* _YOUR GOAL_
Output all of the data below exactly as given.

>> Begin DATA EXCERPTS

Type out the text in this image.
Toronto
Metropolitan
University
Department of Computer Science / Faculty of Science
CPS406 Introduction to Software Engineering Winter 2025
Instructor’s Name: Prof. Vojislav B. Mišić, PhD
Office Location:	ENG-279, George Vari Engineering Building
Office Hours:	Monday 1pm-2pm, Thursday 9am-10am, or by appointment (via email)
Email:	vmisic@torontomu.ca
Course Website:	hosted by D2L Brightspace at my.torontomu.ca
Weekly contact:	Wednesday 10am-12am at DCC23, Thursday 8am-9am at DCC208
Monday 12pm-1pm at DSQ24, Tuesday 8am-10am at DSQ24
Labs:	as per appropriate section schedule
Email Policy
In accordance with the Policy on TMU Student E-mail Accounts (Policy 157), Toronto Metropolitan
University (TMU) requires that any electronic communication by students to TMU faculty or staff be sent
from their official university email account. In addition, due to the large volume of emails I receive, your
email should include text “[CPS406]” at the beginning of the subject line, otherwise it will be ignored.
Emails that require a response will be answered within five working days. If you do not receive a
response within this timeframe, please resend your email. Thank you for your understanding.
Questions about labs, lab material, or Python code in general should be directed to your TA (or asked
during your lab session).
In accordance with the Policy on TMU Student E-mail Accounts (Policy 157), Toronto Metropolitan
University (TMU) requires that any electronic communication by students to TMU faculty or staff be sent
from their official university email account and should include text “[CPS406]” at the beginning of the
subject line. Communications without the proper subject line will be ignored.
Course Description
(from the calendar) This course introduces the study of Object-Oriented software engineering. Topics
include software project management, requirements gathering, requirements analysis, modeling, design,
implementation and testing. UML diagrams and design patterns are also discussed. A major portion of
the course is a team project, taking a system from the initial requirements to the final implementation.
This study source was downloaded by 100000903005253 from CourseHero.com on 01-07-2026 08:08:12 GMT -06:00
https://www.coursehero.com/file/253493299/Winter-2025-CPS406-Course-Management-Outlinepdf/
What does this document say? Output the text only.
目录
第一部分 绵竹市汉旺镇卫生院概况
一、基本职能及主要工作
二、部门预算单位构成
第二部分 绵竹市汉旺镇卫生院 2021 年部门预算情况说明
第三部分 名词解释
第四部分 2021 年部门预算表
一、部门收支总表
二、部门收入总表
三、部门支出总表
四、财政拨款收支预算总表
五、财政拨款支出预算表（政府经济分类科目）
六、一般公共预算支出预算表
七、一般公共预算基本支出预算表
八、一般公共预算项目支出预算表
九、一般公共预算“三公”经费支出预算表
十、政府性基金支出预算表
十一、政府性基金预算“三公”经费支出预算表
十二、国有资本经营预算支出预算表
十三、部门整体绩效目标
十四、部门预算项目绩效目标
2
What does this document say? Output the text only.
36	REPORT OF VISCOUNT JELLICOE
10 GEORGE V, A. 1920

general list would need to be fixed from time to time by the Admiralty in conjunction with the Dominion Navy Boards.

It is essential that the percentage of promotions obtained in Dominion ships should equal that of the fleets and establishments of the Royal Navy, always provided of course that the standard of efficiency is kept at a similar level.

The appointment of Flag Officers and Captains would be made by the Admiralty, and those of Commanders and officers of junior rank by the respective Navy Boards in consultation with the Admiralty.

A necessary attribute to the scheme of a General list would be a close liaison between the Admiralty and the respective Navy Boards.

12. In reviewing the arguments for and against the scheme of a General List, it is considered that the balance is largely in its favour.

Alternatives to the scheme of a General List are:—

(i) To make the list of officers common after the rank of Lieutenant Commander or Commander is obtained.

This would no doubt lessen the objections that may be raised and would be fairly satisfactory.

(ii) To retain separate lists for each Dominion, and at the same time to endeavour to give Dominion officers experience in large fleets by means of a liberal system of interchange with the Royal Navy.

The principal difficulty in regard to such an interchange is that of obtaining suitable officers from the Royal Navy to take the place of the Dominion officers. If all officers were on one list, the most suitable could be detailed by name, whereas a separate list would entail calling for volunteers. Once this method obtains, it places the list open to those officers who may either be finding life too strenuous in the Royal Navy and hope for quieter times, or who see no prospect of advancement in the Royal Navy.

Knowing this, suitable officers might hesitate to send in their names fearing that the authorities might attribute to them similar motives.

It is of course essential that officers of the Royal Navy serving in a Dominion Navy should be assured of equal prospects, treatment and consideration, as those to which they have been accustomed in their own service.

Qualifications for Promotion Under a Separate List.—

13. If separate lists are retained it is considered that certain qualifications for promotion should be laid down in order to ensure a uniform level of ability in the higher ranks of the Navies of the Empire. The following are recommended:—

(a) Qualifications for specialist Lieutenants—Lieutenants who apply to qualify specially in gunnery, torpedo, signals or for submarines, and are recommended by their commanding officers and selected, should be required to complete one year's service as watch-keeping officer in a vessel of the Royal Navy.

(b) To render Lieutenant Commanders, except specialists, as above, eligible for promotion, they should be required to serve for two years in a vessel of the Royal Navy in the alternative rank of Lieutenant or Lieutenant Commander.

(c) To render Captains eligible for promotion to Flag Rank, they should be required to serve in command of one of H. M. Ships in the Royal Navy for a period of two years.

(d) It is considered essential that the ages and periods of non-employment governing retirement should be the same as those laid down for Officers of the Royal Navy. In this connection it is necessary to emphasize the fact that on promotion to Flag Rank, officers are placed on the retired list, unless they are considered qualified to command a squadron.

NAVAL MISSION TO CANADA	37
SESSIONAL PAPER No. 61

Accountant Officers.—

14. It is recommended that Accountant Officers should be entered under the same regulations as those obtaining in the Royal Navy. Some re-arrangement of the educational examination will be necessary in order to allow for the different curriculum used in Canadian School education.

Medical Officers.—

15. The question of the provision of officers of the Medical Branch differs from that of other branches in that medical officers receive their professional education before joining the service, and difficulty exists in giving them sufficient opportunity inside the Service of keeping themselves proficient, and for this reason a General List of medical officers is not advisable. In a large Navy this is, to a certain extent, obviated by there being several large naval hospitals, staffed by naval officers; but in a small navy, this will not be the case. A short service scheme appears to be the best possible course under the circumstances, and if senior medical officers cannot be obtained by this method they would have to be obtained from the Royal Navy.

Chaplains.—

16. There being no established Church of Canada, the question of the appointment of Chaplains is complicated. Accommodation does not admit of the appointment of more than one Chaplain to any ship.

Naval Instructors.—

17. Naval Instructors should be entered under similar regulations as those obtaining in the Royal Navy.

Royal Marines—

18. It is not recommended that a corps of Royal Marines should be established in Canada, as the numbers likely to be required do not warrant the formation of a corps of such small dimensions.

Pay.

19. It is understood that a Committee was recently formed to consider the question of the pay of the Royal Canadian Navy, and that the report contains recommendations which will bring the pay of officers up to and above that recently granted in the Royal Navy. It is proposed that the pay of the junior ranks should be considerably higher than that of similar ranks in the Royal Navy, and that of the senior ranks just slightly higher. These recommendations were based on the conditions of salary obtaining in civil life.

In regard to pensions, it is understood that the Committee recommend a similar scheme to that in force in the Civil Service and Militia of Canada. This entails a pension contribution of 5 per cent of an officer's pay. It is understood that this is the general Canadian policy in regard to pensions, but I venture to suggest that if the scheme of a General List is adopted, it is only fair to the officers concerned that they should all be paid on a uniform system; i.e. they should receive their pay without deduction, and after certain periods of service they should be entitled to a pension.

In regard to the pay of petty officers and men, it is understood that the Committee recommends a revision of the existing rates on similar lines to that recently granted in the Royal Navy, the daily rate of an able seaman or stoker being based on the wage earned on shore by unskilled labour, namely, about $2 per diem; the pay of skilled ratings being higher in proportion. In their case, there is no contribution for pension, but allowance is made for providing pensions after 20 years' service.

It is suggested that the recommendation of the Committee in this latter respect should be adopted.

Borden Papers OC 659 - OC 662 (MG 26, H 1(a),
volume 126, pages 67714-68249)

>> End DATA EXCERPTS

* _RESPONSE_
Type out the text in this image.
Toronto
Metropolitan
University
Department of Computer Science / Faculty of Science
CPS406 Introduction to Software Engineering Winter 2025
Instructor’s Name: Prof. Vojislav B. Mišić, PhD
Office Location:	ENG-279, George Vari Engineering Building
Office Hours:	Monday 1pm-2pm, Thursday 9am-10am, or by appointment (via email)
Email:	vmisic@torontomu.ca
Course Website:	hosted by D2L Brightspace at my.torontomu.ca
Weekly contact:	Wednesday 10am-12am at DCC23, Thursday 8am-9am at DCC208
Monday 12pm-1pm at DSQ24, Tuesday 8am-10am at DSQ24
Labs:	as per appropriate section schedule
Email Policy
In accordance with the Policy on TMU Student E-mail Accounts (Policy 157), Toronto Metropolitan
University (TMU) requires that any electronic communication by students to TMU faculty or staff be sent
from their official university email account. In addition, due to the large volume of emails I receive, your
email should include text “[CPS406]” at the beginning of the subject line, otherwise it will be ignored.
Emails that require a response will be answered within five working days. If you do not receive a
response within this timeframe, please resend your email. Thank you for your understanding.
Questions about labs, lab material, or Python code in general should be directed to your TA (or asked
during your lab session).
In accordance with the Policy on TMU Student E-mail Accounts (Policy 157), Toronto Metropolitan
University (TMU) requires that any electronic communication by students to TMU faculty or staff be sent
from their official university email account and should include text “[CPS406]” at the beginning of the
subject line. Communications without the proper subject line will be ignored.
Course Description
(from the calendar) This course introduces the study of Object-Oriented software engineering. Topics
include software project management, requirements gathering, requirements analysis, modeling, design,
implementation and testing. UML diagrams and design patterns are also discussed. A major portion of
the course is a team project, taking a system from the initial requirements to the final implementation.
This study source was downloaded by 100000903005253 from CourseHero.com on 01-07-2026 08:08:12 GMT -06:00
https://www.coursehero.com/file/253493299/Winter-2025-CPS406-Course-Management-Outlinepdf/
What does this document say? Output the text only.
目录
第一部分 绵竹市汉旺镇卫生院概况
一、基本职能及主要工作
二、部门预算单位构成
第二部分 绵竹市汉旺镇卫生院 2021 年部门预算情况说明
第三部分 名词解释
第四部分 2021 年部门预算表
一、部门收支总表
二、部门收入总表
三、部门支出总表
四、财政拨款收支预算总表
五、财政拨款支出预算表（政府经济分类科目）
六、一般公共预算支出预算表
七、一般公共预算基本支出预算表
八、一般公共预算项目支出预算表
九、一般公共预算“三公”经费支出预算表
十、政府性基金支出预算表
十一、政府性基金预算“三公”经费支出预算表
十二、国有资本经营预算支出预算表
十三、部门整体绩效目标
十四、部门预算项目绩效目标
2
What does this document say? Output the text only.
36	REPORT OF VISCOUNT JELLICOE
10 GEORGE V, A. 1920

general list would need to be fixed from time to time by the Admiralty in conjunction with the Dominion Navy Boards.

It is essential that the percentage of promotions obtained in Dominion ships should equal that of the fleets and establishments of the Royal Navy, always provided of course that the standard of efficiency is kept at a similar level.

The appointment of Flag Officers and Captains would be made by the Admiralty, and those of Commanders and officers of junior rank by the respective Navy Boards in consultation with the Admiralty.

A necessary attribute to the scheme of a General list would be a close liaison between the Admiralty and the respective Navy Boards.

12. In reviewing the arguments for and against the scheme of a General List, it is considered that the balance is largely in its favour.

Alternatives to the scheme of a General List are:—

(i) To make the list of officers common after the rank of Lieutenant Commander or Commander is obtained.

This would no doubt lessen the objections that may be raised and would be fairly satisfactory.

(ii) To retain separate lists for each Dominion, and at the same time to endeavour to give Dominion officers experience in large fleets by means of a liberal system of interchange with the Royal Navy.

The principal difficulty in regard to such an interchange is that of obtaining suitable officers from the Royal Navy to take the place of the Dominion officers. If all officers were on one list, the most suitable could be detailed by name, whereas a separate list would entail calling for volunteers. Once this method obtains, it places the list open to those officers who may either be finding life too strenuous in the Royal Navy and hope for quieter times, or who see no prospect of advancement in the Royal Navy.

Knowing this, suitable officers might hesitate to send in their names fearing that the authorities might attribute to them similar motives.

It is of course essential that officers of the Royal Navy serving in a Dominion Navy should be assured of equal prospects, treatment and consideration, as those to which they have been accustomed in their own service.

Qualifications for Promotion Under a Separate List.—

13. If separate lists are retained it is considered that certain qualifications for promotion should be laid down in order to ensure a uniform level of ability in the higher ranks of the Navies of the Empire. The following are recommended:—

(a) Qualifications for specialist Lieutenants—Lieutenants who apply to qualify specially in gunnery, torpedo, signals or for submarines, and are recommended by their commanding officers and selected, should be required to complete one year's service as watch-keeping officer in a vessel of the Royal Navy.

(b) To render Lieutenant Commanders, except specialists, as above, eligible for promotion, they should be required to serve for two years in a vessel of the Royal Navy in the alternative rank of Lieutenant or Lieutenant Commander.

(c) To render Captains eligible for promotion to Flag Rank, they should be required to serve in command of one of H. M. Ships in the Royal Navy for a period of two years.

(d) It is considered essential that the ages and periods of non-employment governing retirement should be the same as those laid down for Officers of the Royal Navy. In this connection it is necessary to emphasize the fact that on promotion to Flag Rank, officers are placed on the retired list, unless they are considered qualified to command a squadron.

NAVAL MISSION TO CANADA	37
SESSIONAL PAPER No. 61

Accountant Officers.—

14. It is recommended that Accountant Officers should be entered under the same regulations as those obtaining in the Royal Navy. Some re-arrangement of the educational examination will be necessary in order to allow for the different curriculum used in Canadian School education.

Medical Officers.—

15. The question of the provision of officers of the Medical Branch differs from that of other branches in that medical officers receive their professional education before joining the service, and difficulty exists in giving them sufficient opportunity inside the Service of keeping themselves proficient, and for this reason a General List of medical officers is not advisable. In a large Navy this is, to a certain extent, obviated by there being several large naval hospitals, staffed by naval officers; but in a small navy, this will not be the case. A short service scheme appears to be the best possible course under the circumstances, and if senior medical officers cannot be obtained by this method they would have to be obtained from the Royal Navy.

Chaplains.—

16. There being no established Church of Canada, the question of the appointment of Chaplains is complicated. Accommodation does not admit of the appointment of more than one Chaplain to any ship.

Naval Instructors.—

17. Naval Instructors should be entered under similar regulations as those obtaining in the Royal Navy.

Royal Marines—

18. It is not recommended that a corps of Royal Marines should be established in Canada, as the numbers likely to be required do not warrant the formation of a corps of such small dimensions.

Pay.

19. It is understood that a Committee was recently formed to consider the question of the pay of the Royal Canadian Navy, and that the report contains recommendations which will bring the pay of officers up to and above that recently granted in the Royal Navy. It is proposed that the pay of the junior ranks should be considerably higher than that of similar ranks in the Royal Navy, and that of the senior ranks just slightly higher. These recommendations were based on the conditions of salary obtaining in civil life.

In regard to pensions, it is understood that the Committee recommend a similar scheme to that in force in the Civil Service and Militia of Canada. This entails a pension contribution of 5 per cent of an officer's pay. It is understood that this is the general Canadian policy in regard to pensions, but I venture to suggest that if the scheme of a General List is adopted, it is only fair to the officers concerned that they should all be paid on a uniform system; i.e. they should receive their pay without deduction, and after certain periods of service they should be entitled to a pension.

In regard to the pay of petty officers and men, it is understood that the Committee recommends a revision of the existing rates on similar lines to that recently granted in the Royal Navy, the daily rate of an able seaman or stoker being based on the wage earned on shore by unskilled labour, namely, about $2 per diem; the pay of skilled ratings being higher in proportion. In their case, there is no contribution for pension, but allowance is made for providing pensions after 20 years' service.

It is suggested that the recommendation of the Committee in this latter respect should be adopted.

Borden Papers OC 659 - OC 662 (MG 26, H 1(a),
volume 126, pages 67714-68249)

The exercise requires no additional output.